Start of EXTRACTED ENTRIES

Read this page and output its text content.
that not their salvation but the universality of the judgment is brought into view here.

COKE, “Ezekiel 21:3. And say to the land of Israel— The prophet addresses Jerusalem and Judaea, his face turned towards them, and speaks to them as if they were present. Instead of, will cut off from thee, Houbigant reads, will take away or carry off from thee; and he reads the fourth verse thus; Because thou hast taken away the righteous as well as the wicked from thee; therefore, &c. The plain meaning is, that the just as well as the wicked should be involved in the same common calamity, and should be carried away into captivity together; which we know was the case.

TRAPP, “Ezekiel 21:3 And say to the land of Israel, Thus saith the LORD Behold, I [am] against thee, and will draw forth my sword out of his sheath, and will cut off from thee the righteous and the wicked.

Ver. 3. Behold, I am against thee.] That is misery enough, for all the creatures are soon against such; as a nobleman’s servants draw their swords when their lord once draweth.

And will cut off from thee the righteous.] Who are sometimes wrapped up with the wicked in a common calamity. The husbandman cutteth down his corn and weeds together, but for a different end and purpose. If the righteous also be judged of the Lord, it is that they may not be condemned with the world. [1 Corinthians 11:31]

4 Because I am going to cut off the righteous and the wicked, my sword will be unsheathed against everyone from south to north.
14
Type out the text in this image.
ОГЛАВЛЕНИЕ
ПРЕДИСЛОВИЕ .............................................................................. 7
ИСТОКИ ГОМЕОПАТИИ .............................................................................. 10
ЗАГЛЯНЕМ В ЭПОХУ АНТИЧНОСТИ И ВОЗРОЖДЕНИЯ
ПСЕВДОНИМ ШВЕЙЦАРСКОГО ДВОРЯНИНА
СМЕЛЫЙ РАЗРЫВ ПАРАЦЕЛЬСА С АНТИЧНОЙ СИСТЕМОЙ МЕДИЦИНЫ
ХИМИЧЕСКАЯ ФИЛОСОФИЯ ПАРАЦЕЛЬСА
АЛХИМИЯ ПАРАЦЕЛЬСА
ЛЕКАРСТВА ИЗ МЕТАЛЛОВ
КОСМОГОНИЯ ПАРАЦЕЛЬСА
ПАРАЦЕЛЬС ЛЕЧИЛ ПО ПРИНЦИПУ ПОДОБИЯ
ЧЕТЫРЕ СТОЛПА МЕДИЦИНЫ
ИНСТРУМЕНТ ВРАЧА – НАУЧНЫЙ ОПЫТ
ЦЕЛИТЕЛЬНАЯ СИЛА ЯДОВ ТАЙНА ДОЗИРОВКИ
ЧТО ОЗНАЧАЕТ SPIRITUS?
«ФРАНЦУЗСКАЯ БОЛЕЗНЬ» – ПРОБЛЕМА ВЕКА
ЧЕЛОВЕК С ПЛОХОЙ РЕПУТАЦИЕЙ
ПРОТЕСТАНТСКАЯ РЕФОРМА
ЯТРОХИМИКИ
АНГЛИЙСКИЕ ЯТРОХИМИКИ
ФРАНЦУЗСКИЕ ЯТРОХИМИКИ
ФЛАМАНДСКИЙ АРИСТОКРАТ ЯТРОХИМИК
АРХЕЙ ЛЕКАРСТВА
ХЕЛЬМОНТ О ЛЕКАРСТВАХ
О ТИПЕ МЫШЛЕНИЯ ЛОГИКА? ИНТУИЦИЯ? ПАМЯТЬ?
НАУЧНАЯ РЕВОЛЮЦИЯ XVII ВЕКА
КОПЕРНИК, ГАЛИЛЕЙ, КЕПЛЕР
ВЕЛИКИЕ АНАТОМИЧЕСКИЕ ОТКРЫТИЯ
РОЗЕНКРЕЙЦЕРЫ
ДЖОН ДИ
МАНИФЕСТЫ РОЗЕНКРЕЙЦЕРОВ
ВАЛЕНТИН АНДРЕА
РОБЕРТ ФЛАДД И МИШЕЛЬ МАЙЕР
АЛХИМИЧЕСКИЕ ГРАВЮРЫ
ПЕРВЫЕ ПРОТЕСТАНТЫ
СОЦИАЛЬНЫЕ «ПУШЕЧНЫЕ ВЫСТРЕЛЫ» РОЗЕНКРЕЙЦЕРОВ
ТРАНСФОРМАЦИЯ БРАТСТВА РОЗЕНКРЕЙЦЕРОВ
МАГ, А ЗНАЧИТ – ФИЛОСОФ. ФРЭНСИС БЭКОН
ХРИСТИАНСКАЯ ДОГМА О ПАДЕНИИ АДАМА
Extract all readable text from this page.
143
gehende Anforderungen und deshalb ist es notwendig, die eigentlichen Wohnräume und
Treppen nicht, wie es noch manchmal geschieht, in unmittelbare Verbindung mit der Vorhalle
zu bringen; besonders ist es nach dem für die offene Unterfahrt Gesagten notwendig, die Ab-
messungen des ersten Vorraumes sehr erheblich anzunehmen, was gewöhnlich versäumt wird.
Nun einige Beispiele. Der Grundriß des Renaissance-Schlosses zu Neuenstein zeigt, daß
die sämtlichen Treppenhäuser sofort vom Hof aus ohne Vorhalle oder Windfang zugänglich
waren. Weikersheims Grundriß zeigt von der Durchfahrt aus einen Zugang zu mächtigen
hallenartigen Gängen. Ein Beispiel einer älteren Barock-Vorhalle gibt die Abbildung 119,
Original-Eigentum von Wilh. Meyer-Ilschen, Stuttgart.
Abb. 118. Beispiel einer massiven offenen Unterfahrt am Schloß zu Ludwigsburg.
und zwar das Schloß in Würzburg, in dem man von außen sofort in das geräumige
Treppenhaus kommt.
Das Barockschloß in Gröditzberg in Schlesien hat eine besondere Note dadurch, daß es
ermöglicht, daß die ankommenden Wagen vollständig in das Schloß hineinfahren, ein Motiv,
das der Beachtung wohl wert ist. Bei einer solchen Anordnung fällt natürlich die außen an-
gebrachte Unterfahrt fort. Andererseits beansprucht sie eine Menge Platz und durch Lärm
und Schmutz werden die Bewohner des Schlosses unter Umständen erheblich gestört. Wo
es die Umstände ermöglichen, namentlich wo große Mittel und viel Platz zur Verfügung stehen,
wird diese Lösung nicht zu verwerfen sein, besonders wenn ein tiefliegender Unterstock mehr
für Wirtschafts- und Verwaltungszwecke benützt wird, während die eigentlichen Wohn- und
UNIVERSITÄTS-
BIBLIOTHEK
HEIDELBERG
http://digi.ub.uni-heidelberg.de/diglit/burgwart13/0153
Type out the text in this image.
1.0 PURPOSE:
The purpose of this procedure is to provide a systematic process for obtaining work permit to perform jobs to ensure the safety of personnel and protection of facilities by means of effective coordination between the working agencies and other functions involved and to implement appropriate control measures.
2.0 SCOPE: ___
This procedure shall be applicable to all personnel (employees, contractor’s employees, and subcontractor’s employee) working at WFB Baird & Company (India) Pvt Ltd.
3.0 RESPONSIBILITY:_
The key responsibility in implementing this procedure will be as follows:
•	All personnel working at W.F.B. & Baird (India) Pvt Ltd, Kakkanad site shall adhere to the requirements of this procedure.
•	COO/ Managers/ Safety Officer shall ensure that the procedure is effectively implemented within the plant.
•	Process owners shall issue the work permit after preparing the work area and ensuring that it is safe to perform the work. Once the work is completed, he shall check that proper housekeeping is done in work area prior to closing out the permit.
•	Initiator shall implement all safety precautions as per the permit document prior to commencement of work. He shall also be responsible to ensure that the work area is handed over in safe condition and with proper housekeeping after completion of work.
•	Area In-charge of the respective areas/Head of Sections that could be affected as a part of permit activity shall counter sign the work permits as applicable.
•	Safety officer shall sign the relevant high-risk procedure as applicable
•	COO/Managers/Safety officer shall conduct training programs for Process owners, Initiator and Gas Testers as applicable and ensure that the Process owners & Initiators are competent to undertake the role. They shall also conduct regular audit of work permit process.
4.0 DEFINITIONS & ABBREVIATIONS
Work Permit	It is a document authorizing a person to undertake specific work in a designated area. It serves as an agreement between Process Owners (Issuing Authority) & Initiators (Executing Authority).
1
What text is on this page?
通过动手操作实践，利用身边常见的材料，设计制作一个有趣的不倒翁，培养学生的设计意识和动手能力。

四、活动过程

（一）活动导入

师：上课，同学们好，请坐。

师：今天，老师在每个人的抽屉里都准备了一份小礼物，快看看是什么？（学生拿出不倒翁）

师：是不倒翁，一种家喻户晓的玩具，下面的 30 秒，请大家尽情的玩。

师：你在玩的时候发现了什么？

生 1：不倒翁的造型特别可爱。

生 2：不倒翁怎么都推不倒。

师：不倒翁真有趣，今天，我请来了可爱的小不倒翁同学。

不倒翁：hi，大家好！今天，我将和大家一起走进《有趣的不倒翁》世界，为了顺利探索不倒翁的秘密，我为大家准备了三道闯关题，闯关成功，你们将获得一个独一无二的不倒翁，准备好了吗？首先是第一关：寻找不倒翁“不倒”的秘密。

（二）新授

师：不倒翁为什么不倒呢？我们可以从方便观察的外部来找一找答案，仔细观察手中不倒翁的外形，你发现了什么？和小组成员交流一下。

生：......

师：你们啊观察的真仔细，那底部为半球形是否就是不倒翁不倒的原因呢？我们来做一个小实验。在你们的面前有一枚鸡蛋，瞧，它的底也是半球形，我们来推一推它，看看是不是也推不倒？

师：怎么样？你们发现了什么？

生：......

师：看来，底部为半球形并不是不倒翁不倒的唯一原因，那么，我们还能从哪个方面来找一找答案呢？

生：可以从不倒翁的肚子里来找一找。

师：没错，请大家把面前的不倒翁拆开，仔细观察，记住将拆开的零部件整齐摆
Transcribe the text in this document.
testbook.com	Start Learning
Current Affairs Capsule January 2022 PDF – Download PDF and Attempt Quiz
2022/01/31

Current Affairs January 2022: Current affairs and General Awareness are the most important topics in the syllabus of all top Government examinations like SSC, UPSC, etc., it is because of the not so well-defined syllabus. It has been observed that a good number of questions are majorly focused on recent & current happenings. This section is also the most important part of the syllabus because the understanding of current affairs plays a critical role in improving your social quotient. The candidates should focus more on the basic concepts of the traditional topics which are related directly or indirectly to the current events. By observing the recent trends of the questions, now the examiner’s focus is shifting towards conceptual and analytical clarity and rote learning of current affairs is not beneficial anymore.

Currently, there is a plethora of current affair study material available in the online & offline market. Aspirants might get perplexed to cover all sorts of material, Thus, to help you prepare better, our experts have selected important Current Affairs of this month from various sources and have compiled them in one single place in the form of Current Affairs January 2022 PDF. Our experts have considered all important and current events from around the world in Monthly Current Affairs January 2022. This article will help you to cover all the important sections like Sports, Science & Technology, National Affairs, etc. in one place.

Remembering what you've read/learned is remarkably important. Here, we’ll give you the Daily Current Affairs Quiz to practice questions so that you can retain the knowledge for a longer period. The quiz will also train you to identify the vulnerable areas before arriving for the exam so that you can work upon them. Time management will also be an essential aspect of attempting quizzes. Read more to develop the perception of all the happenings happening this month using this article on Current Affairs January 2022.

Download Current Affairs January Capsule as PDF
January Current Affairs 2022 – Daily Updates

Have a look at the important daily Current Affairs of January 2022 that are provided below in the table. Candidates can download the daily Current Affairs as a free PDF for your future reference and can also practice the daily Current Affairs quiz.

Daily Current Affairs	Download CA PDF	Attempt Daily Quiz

End of EXTRACTED ENTRIES

__REQUIREMENT__.
Go through the records and gather the lines that hold "areas".

__THE RESPONSE__.
•	Area In-charge of the respective areas/Head of Sections that could be affected as a part of permit activity shall counter sign the work permits as applicable.
Remembering what you've read/learned is remarkably important. Here, we’ll give you the Daily Current Affairs Quiz to practice questions so that you can retain the knowledge for a longer period. The quiz will also train you to identify the vulnerable areas before arriving for the exam so that you can work upon them. Time management will also be an essential aspect of attempting quizzes. Read more to develop the perception of all the happenings happening this month using this article on Current Affairs January 2022.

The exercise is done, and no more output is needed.